• [VORLIEGENDER TEXT]
————————

Is jemand von euch bei der TGK im der MTB abteilung ? also richtig im verein angemeldet? färt man da dann einfach im wald rum ?


----------



## Deleted 94818 (20. März 2012)

ich nicht, ist das der Kitzinger mtb verein? kenn ich noch nicht...


----------



## Lateiner (21. März 2012)

http://radsport.tg-kitzingen.de/ Is halt n sport verein fahren glaub ich auch rennrad.


----------



## Deleted 94818 (21. März 2012)

ja die MTB Abteilung da läuft aber über den Fahrradshop in Iphofen, d.h. man muss erstmal von KT nach Iphofen kommen...


----------



## Lateiner (21. März 2012)

wenn man die zeit hat kann man ja auch mitm fahrrad hinfahren. Fahren die dann einfach im wald und so rum oder so richtig mit training wie bei anderen sportarten?

————————

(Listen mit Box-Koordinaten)
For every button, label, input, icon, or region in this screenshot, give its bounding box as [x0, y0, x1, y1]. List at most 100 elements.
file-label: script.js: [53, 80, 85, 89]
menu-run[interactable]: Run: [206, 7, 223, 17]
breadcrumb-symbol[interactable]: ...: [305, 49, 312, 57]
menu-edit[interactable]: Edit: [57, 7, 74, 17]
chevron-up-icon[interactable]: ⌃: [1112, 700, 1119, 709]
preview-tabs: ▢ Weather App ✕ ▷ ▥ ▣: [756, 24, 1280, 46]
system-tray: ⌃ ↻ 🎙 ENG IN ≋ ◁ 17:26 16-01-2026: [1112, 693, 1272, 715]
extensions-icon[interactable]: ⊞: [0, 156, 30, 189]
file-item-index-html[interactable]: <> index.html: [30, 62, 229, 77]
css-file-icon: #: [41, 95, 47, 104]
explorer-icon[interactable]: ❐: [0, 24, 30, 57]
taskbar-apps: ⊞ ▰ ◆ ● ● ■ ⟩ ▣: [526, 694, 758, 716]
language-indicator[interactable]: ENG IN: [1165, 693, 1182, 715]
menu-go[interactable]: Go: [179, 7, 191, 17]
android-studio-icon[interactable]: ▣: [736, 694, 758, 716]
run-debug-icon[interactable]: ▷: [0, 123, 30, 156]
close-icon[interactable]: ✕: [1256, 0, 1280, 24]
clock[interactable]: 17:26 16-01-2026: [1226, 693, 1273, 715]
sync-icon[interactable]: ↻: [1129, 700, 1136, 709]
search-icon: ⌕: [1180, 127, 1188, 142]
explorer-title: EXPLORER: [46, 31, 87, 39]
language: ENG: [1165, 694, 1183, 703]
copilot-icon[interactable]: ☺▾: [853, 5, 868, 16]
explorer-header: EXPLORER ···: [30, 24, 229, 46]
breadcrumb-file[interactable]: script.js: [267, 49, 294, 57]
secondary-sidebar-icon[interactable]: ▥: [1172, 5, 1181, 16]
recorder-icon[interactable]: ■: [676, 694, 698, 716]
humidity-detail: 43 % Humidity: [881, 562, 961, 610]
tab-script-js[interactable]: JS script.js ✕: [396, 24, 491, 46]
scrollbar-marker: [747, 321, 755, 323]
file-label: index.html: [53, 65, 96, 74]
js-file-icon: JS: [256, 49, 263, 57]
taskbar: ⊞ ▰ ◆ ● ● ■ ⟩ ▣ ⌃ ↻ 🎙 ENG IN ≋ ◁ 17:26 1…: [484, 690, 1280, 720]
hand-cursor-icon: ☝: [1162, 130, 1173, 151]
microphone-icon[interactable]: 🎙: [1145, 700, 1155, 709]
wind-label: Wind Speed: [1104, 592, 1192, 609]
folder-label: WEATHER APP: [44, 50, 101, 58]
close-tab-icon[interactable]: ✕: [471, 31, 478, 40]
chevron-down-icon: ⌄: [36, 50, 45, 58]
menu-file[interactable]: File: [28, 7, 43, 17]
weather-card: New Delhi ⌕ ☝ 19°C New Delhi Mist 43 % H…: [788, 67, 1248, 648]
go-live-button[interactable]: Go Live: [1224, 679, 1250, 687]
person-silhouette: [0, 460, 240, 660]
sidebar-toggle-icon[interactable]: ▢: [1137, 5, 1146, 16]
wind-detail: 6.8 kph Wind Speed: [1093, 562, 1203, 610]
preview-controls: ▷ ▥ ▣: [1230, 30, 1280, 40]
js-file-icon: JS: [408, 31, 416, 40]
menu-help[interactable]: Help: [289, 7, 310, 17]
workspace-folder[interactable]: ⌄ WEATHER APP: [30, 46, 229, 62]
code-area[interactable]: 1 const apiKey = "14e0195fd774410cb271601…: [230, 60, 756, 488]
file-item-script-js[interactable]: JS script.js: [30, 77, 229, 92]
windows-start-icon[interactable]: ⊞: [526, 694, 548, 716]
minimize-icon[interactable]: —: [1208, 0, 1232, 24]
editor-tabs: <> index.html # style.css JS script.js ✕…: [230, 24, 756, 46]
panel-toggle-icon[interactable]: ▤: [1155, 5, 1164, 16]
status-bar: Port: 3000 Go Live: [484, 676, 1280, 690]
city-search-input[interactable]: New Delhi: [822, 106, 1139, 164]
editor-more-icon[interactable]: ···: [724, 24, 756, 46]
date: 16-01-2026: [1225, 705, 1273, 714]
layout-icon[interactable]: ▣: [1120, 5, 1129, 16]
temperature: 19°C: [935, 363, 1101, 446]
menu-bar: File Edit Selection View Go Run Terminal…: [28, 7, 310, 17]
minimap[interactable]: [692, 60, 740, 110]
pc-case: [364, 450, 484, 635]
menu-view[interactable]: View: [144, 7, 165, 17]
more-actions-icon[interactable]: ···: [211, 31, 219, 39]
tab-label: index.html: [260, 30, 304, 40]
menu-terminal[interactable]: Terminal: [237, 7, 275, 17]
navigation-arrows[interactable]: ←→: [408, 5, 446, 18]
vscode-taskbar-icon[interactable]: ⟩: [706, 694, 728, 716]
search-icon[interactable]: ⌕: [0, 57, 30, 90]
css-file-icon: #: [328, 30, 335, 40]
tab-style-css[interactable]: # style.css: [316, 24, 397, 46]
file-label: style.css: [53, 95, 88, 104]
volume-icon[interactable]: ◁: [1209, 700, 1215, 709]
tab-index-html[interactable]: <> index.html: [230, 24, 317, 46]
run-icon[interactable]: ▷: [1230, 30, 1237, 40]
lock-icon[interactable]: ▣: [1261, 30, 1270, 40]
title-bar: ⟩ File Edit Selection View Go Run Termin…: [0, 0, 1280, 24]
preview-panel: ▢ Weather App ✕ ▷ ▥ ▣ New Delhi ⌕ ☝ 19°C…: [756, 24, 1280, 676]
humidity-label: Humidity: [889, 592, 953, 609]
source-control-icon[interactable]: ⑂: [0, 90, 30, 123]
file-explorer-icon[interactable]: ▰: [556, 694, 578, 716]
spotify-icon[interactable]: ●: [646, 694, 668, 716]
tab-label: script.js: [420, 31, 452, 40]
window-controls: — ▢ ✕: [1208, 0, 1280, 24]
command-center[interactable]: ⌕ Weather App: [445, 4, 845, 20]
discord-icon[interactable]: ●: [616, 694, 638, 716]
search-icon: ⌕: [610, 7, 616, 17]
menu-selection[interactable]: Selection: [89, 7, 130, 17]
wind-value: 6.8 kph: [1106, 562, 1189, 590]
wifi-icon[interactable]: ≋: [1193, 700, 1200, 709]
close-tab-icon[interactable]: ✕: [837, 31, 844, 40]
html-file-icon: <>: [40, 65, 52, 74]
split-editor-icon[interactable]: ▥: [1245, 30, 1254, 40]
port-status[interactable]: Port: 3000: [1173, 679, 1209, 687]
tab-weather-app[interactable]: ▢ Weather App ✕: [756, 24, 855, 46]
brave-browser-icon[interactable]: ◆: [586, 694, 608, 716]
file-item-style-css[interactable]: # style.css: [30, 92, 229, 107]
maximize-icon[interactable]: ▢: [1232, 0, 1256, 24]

————————

• [ZIEL 1] Wiederhole aus dem Text wortgetreu den Abschnitt von „## Deleted 94818 (21.“ bis „bei anderen sportarten?“.
• [ZIEL 2] Führe jeden Beitrag im Text auf, über dem ein Verfasser und ein Datum stehen, jeweils mit diesen beiden Angaben.
Stütze dich allein auf den Text.

• [AUSGABE 1]
## Deleted 94818 (21. März 2012)

ja die MTB Abteilung da läuft aber über den Fahrradshop in Iphofen, d.h. man muss erstmal von KT nach Iphofen kommen...


----------



## Lateiner (21. März 2012)

wenn man die zeit hat kann man ja auch mitm fahrrad hinfahren. Fahren die dann einfach im wald und so rum oder so richtig mit training wie bei anderen sportarten?

• [AUSGABE 2]
- Deleted 94818, 20. März 2012
- Lateiner, 21. März 2012
- Deleted 94818, 21. März 2012
- Lateiner, 21. März 2012